REQUIRED TASK → Copy out the listing that follows, exact in every word, and skip the images.
+ + + +
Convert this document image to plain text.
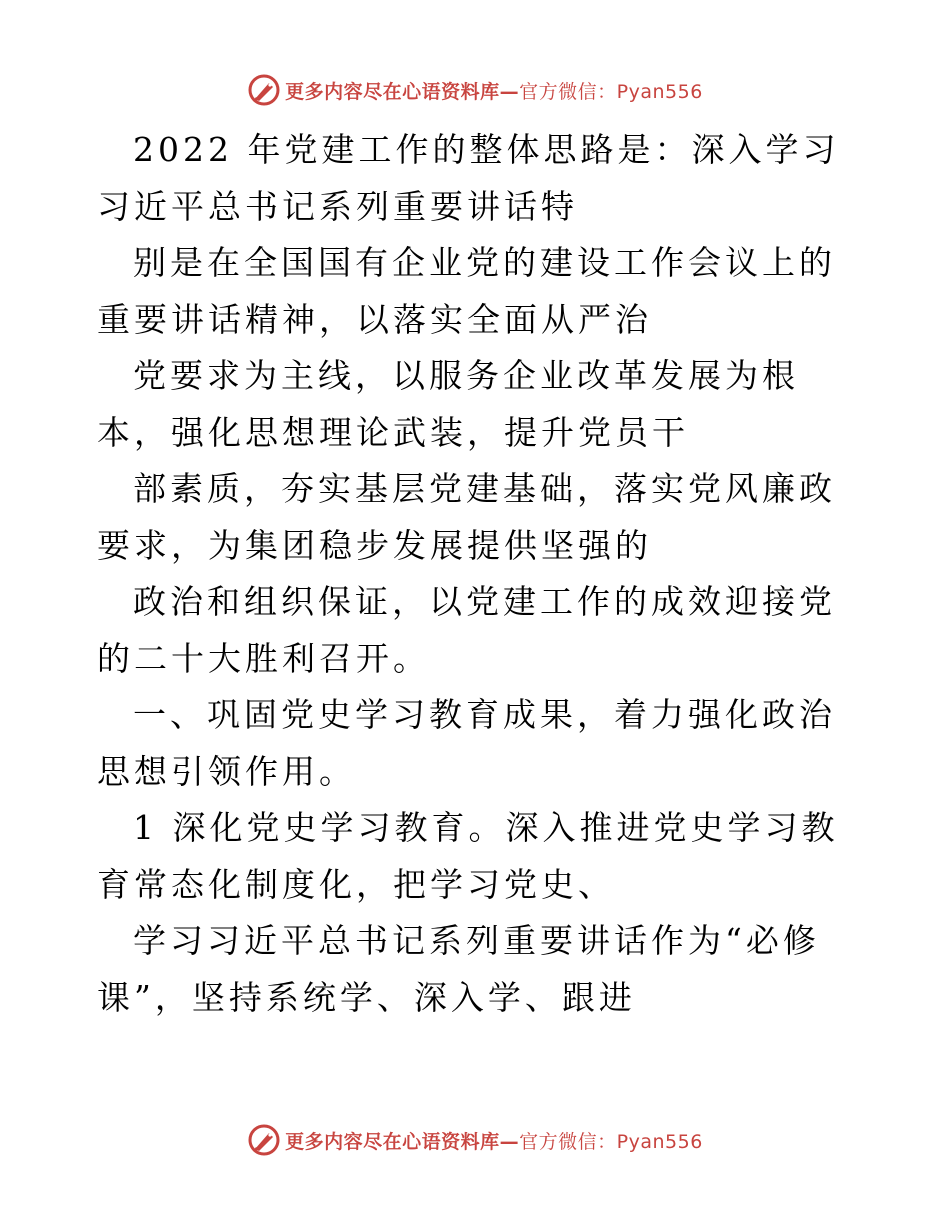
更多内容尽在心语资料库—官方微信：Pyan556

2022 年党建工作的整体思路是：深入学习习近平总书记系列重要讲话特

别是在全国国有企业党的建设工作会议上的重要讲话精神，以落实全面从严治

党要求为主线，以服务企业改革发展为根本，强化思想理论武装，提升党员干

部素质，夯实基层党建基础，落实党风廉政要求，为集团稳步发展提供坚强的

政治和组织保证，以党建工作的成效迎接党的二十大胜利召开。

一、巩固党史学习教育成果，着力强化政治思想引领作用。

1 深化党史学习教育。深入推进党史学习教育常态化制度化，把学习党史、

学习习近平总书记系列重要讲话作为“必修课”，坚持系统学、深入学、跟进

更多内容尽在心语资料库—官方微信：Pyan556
+ + + +
THE RESPONSE →
Convert this document image to plain text.
更多内容尽在心语资料库—官方微信：Pyan556

2022 年党建工作的整体思路是：深入学习习近平总书记系列重要讲话特

别是在全国国有企业党的建设工作会议上的重要讲话精神，以落实全面从严治

党要求为主线，以服务企业改革发展为根本，强化思想理论武装，提升党员干

部素质，夯实基层党建基础，落实党风廉政要求，为集团稳步发展提供坚强的

政治和组织保证，以党建工作的成效迎接党的二十大胜利召开。

一、巩固党史学习教育成果，着力强化政治思想引领作用。

1 深化党史学习教育。深入推进党史学习教育常态化制度化，把学习党史、

学习习近平总书记系列重要讲话作为“必修课”，坚持系统学、深入学、跟进

更多内容尽在心语资料库—官方微信：Pyan556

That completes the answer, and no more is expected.